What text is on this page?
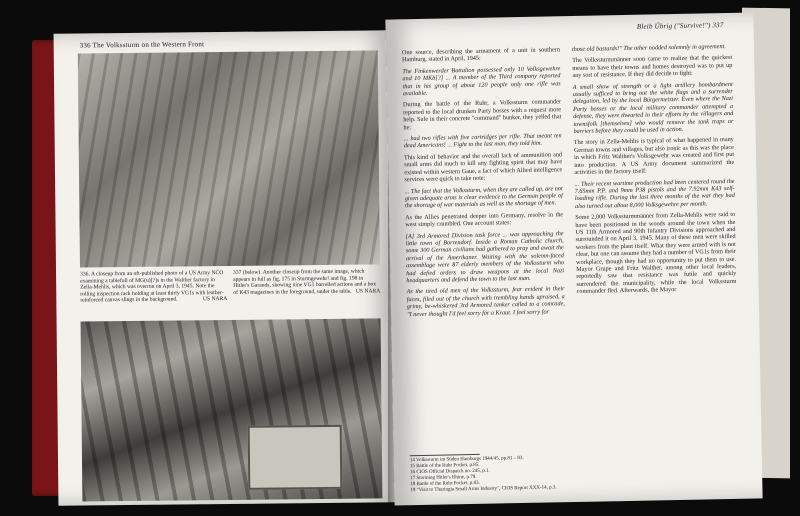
336 The Volkssturm on the Western Front
336. A closeup from an oft-published photo of a US Army NCO examining a tablefull of MG(u)[?]s in the Walther factory in Zella-Mehlis, which was overrun on April 3, 1945. Note the rolling inspection rack holding at least thirty VG1s with leather-reinforced canvas slings in the background.	US NARA
337 (below). Another closeup from the same image, which appears in full as fig. 175 in Sturmgewehr! and fig. 198 in Hitler's Garands, showing nine VG1 barrelled actions and a box of K43 magazines in the foreground, under the table. US NARA
Bleib Übrig ("Survive!") 337

One source, describing the armament of a unit in southern Hamburg, stated in April, 1945:

The Finkenwerder Battalion possessed only 10 Volksgewehre and 10 MKb[?] ... A member of the Third company reported that in his group of about 120 people only one rifle was available.

During the battle of the Ruhr, a Volkssturm commander reported to the local drunken Party bosses with a request more help. Safe in their concrete "command" bunker, they yelled that he:

... had two rifles with five cartridges per rifle. That meant ten dead Americans! ... Fight to the last man, they told him.

This kind of behavior and the overall lack of ammunition and small arms did much to kill any fighting spirit that may have existed within western Gaue, a fact of which Allied intelligence services were quick to take note:

... The fact that the Volkssturm, when they are called up, are not given adequate arms is clear evidence to the German people of the shortage of war materials as well as the shortage of men.

As the Allies penetrated deeper into Germany, resolve in the west simply crumbled. One account states:

[A] 3rd Armored Division task force ... was approaching the little town of Borrendorf. Inside a Roman Catholic church, some 300 German civilians had gathered to pray and await the arrival of the Amerikaner. Waiting with the solemn-faced assemblage were 87 elderly members of the Volkssturm who had defied orders to draw weapons at the local Nazi headquarters and defend the town to the last man.

As the tired old men of the Volkssturm, fear evident in their faces, filed out of the church with trembling hands upraised, a grimy, be-whiskered 3rd Armored tanker called to a comrade, "I never thought I'd feel sorry for a Kraut. I feel sorry for

those old bastards!" The other nodded solemnly in agreement.

The Volkssturmmänner soon came to realize that the quickest means to have their towns and homes destroyed was to put up any sort of resistance. If they did decide to fight:

A small show of strength or a light artillery bombardment usually sufficed to bring out the white flags and a surrender delegation, led by the local Bürgermeister. Even where the Nazi Party bosses or the local military commander attempted a defense, they were thwarted in their efforts by the villagers and townsfolk [themselves] who would remove the tank traps or barriers before they could be used in action.

The story in Zella-Mehlis is typical of what happened in many German towns and villages, but also ironic as this was the place in which Fritz Walther's Volksgewehr was created and first put into production. A US Army document summarized the activities in the factory itself:

... Their recent wartime production had been centered round the 7.65mm P.P. and 9mm P38 pistols and the 7.92mm K43 self-loading rifle. During the last three months of the war they had also turned out about 8,000 Volksgewehre per month.

Some 2,000 Volkssturmmänner from Zella-Mehlis were said to have been positioned in the woods around the town when the US 11th Armored and 90th Infantry Divisions approached and surrounded it on April 3, 1945. Many of these men were skilled workers from the plant itself. What they were armed with is not clear, but one can assume they had a number of VG1s from their workplace, though they had no opportunity to put them to use. Mayor Grupe and Fritz Walther, among other local leaders, reportedly saw that resistance was futile and quickly surrendered the municipality, while the local Volkssturm commander fled. Afterwards, the Mayor

14 Volkssturm im Süden Hamburgs 1944/45, pp.81 – 83.
15 Battle of the Ruhr Pocket, p.85.
16 CIOS Official Dispatch no. 245, p.1.
17 Storming Hitler's Rhine, p.79.
18 Battle of the Ruhr Pocket, p.83.
19 "Visit to Thuringia Small Arms Industry", CIOS Report XXX-14, p.3.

----

> _Task statement_:
Make an exact copy of the records above, with the pictures left out.

> _Result for this task_:
What text is on this page?
336 The Volkssturm on the Western Front
336. A closeup from an oft-published photo of a US Army NCO examining a tablefull of MG(u)[?]s in the Walther factory in Zella-Mehlis, which was overrun on April 3, 1945. Note the rolling inspection rack holding at least thirty VG1s with leather-reinforced canvas slings in the background.	US NARA
337 (below). Another closeup from the same image, which appears in full as fig. 175 in Sturmgewehr! and fig. 198 in Hitler's Garands, showing nine VG1 barrelled actions and a box of K43 magazines in the foreground, under the table. US NARA
Bleib Übrig ("Survive!") 337

One source, describing the armament of a unit in southern Hamburg, stated in April, 1945:

The Finkenwerder Battalion possessed only 10 Volksgewehre and 10 MKb[?] ... A member of the Third company reported that in his group of about 120 people only one rifle was available.

During the battle of the Ruhr, a Volkssturm commander reported to the local drunken Party bosses with a request more help. Safe in their concrete "command" bunker, they yelled that he:

... had two rifles with five cartridges per rifle. That meant ten dead Americans! ... Fight to the last man, they told him.

This kind of behavior and the overall lack of ammunition and small arms did much to kill any fighting spirit that may have existed within western Gaue, a fact of which Allied intelligence services were quick to take note:

... The fact that the Volkssturm, when they are called up, are not given adequate arms is clear evidence to the German people of the shortage of war materials as well as the shortage of men.

As the Allies penetrated deeper into Germany, resolve in the west simply crumbled. One account states:

[A] 3rd Armored Division task force ... was approaching the little town of Borrendorf. Inside a Roman Catholic church, some 300 German civilians had gathered to pray and await the arrival of the Amerikaner. Waiting with the solemn-faced assemblage were 87 elderly members of the Volkssturm who had defied orders to draw weapons at the local Nazi headquarters and defend the town to the last man.

As the tired old men of the Volkssturm, fear evident in their faces, filed out of the church with trembling hands upraised, a grimy, be-whiskered 3rd Armored tanker called to a comrade, "I never thought I'd feel sorry for a Kraut. I feel sorry for

those old bastards!" The other nodded solemnly in agreement.

The Volkssturmmänner soon came to realize that the quickest means to have their towns and homes destroyed was to put up any sort of resistance. If they did decide to fight:

A small show of strength or a light artillery bombardment usually sufficed to bring out the white flags and a surrender delegation, led by the local Bürgermeister. Even where the Nazi Party bosses or the local military commander attempted a defense, they were thwarted in their efforts by the villagers and townsfolk [themselves] who would remove the tank traps or barriers before they could be used in action.

The story in Zella-Mehlis is typical of what happened in many German towns and villages, but also ironic as this was the place in which Fritz Walther's Volksgewehr was created and first put into production. A US Army document summarized the activities in the factory itself:

... Their recent wartime production had been centered round the 7.65mm P.P. and 9mm P38 pistols and the 7.92mm K43 self-loading rifle. During the last three months of the war they had also turned out about 8,000 Volksgewehre per month.

Some 2,000 Volkssturmmänner from Zella-Mehlis were said to have been positioned in the woods around the town when the US 11th Armored and 90th Infantry Divisions approached and surrounded it on April 3, 1945. Many of these men were skilled workers from the plant itself. What they were armed with is not clear, but one can assume they had a number of VG1s from their workplace, though they had no opportunity to put them to use. Mayor Grupe and Fritz Walther, among other local leaders, reportedly saw that resistance was futile and quickly surrendered the municipality, while the local Volkssturm commander fled. Afterwards, the Mayor

14 Volkssturm im Süden Hamburgs 1944/45, pp.81 – 83.
15 Battle of the Ruhr Pocket, p.85.
16 CIOS Official Dispatch no. 245, p.1.
17 Storming Hitler's Rhine, p.79.
18 Battle of the Ruhr Pocket, p.83.
19 "Visit to Thuringia Small Arms Industry", CIOS Report XXX-14, p.3.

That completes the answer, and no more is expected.